Task brief
Look at the entries below and reproduce them exactly.

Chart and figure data
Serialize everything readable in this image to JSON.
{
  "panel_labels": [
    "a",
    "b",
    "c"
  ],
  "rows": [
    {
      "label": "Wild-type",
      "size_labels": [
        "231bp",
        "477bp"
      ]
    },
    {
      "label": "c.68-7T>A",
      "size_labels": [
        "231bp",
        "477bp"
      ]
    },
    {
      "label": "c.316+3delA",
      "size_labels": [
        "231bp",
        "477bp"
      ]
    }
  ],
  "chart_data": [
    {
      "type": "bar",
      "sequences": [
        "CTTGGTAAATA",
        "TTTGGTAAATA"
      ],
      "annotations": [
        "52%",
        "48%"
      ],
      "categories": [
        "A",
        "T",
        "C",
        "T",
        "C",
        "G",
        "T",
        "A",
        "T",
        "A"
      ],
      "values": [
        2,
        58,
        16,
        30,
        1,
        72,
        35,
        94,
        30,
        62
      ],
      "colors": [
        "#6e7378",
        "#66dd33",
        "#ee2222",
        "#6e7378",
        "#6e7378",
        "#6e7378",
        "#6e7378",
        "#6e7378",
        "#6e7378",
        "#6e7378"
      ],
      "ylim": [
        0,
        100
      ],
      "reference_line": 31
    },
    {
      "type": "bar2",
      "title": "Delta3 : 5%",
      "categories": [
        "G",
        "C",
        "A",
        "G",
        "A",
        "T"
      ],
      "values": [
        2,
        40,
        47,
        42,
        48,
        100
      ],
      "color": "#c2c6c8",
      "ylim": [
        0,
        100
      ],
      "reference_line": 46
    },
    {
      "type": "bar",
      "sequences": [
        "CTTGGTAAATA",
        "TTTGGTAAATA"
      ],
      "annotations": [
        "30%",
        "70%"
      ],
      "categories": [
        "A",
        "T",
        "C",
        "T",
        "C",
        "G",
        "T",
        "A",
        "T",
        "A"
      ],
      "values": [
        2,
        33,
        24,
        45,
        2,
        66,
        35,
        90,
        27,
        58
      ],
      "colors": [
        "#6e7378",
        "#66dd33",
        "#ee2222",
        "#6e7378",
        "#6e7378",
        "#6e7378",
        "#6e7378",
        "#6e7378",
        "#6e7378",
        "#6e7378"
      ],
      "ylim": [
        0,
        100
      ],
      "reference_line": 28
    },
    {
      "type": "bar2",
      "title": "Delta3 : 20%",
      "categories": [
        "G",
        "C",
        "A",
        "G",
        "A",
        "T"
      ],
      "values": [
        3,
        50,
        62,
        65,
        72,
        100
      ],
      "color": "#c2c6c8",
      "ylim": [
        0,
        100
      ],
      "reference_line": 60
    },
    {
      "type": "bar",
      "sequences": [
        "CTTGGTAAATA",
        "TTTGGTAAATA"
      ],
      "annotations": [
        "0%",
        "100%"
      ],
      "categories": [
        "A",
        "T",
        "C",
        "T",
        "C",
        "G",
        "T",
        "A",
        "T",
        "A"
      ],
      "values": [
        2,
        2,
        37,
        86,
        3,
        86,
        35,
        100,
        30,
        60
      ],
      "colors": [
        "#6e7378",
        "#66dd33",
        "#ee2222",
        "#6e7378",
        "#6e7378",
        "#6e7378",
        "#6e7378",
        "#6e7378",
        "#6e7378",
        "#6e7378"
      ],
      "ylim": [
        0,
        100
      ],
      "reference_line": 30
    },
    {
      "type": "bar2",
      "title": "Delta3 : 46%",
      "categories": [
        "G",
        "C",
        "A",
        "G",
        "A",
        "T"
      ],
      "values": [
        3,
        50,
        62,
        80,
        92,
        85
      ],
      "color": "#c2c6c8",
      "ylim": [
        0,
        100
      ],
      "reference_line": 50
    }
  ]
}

Response to this task
Serialize everything readable in this image to JSON.
{
  "panel_labels": [
    "a",
    "b",
    "c"
  ],
  "rows": [
    {
      "label": "Wild-type",
      "size_labels": [
        "231bp",
        "477bp"
      ]
    },
    {
      "label": "c.68-7T>A",
      "size_labels": [
        "231bp",
        "477bp"
      ]
    },
    {
      "label": "c.316+3delA",
      "size_labels": [
        "231bp",
        "477bp"
      ]
    }
  ],
  "chart_data": [
    {
      "type": "bar",
      "sequences": [
        "CTTGGTAAATA",
        "TTTGGTAAATA"
      ],
      "annotations": [
        "52%",
        "48%"
      ],
      "categories": [
        "A",
        "T",
        "C",
        "T",
        "C",
        "G",
        "T",
        "A",
        "T",
        "A"
      ],
      "values": [
        2,
        58,
        16,
        30,
        1,
        72,
        35,
        94,
        30,
        62
      ],
      "colors": [
        "#6e7378",
        "#66dd33",
        "#ee2222",
        "#6e7378",
        "#6e7378",
        "#6e7378",
        "#6e7378",
        "#6e7378",
        "#6e7378",
        "#6e7378"
      ],
      "ylim": [
        0,
        100
      ],
      "reference_line": 31
    },
    {
      "type": "bar2",
      "title": "Delta3 : 5%",
      "categories": [
        "G",
        "C",
        "A",
        "G",
        "A",
        "T"
      ],
      "values": [
        2,
        40,
        47,
        42,
        48,
        100
      ],
      "color": "#c2c6c8",
      "ylim": [
        0,
        100
      ],
      "reference_line": 46
    },
    {
      "type": "bar",
      "sequences": [
        "CTTGGTAAATA",
        "TTTGGTAAATA"
      ],
      "annotations": [
        "30%",
        "70%"
      ],
      "categories": [
        "A",
        "T",
        "C",
        "T",
        "C",
        "G",
        "T",
        "A",
        "T",
        "A"
      ],
      "values": [
        2,
        33,
        24,
        45,
        2,
        66,
        35,
        90,
        27,
        58
      ],
      "colors": [
        "#6e7378",
        "#66dd33",
        "#ee2222",
        "#6e7378",
        "#6e7378",
        "#6e7378",
        "#6e7378",
        "#6e7378",
        "#6e7378",
        "#6e7378"
      ],
      "ylim": [
        0,
        100
      ],
      "reference_line": 28
    },
    {
      "type": "bar2",
      "title": "Delta3 : 20%",
      "categories": [
        "G",
        "C",
        "A",
        "G",
        "A",
        "T"
      ],
      "values": [
        3,
        50,
        62,
        65,
        72,
        100
      ],
      "color": "#c2c6c8",
      "ylim": [
        0,
        100
      ],
      "reference_line": 60
    },
    {
      "type": "bar",
      "sequences": [
        "CTTGGTAAATA",
        "TTTGGTAAATA"
      ],
      "annotations": [
        "0%",
        "100%"
      ],
      "categories": [
        "A",
        "T",
        "C",
        "T",
        "C",
        "G",
        "T",
        "A",
        "T",
        "A"
      ],
      "values": [
        2,
        2,
        37,
        86,
        3,
        86,
        35,
        100,
        30,
        60
      ],
      "colors": [
        "#6e7378",
        "#66dd33",
        "#ee2222",
        "#6e7378",
        "#6e7378",
        "#6e7378",
        "#6e7378",
        "#6e7378",
        "#6e7378",
        "#6e7378"
      ],
      "ylim": [
        0,
        100
      ],
      "reference_line": 30
    },
    {
      "type": "bar2",
      "title": "Delta3 : 46%",
      "categories": [
        "G",
        "C",
        "A",
        "G",
        "A",
        "T"
      ],
      "values": [
        3,
        50,
        62,
        80,
        92,
        85
      ],
      "color": "#c2c6c8",
      "ylim": [
        0,
        100
      ],
      "reference_line": 50
    }
  ]
}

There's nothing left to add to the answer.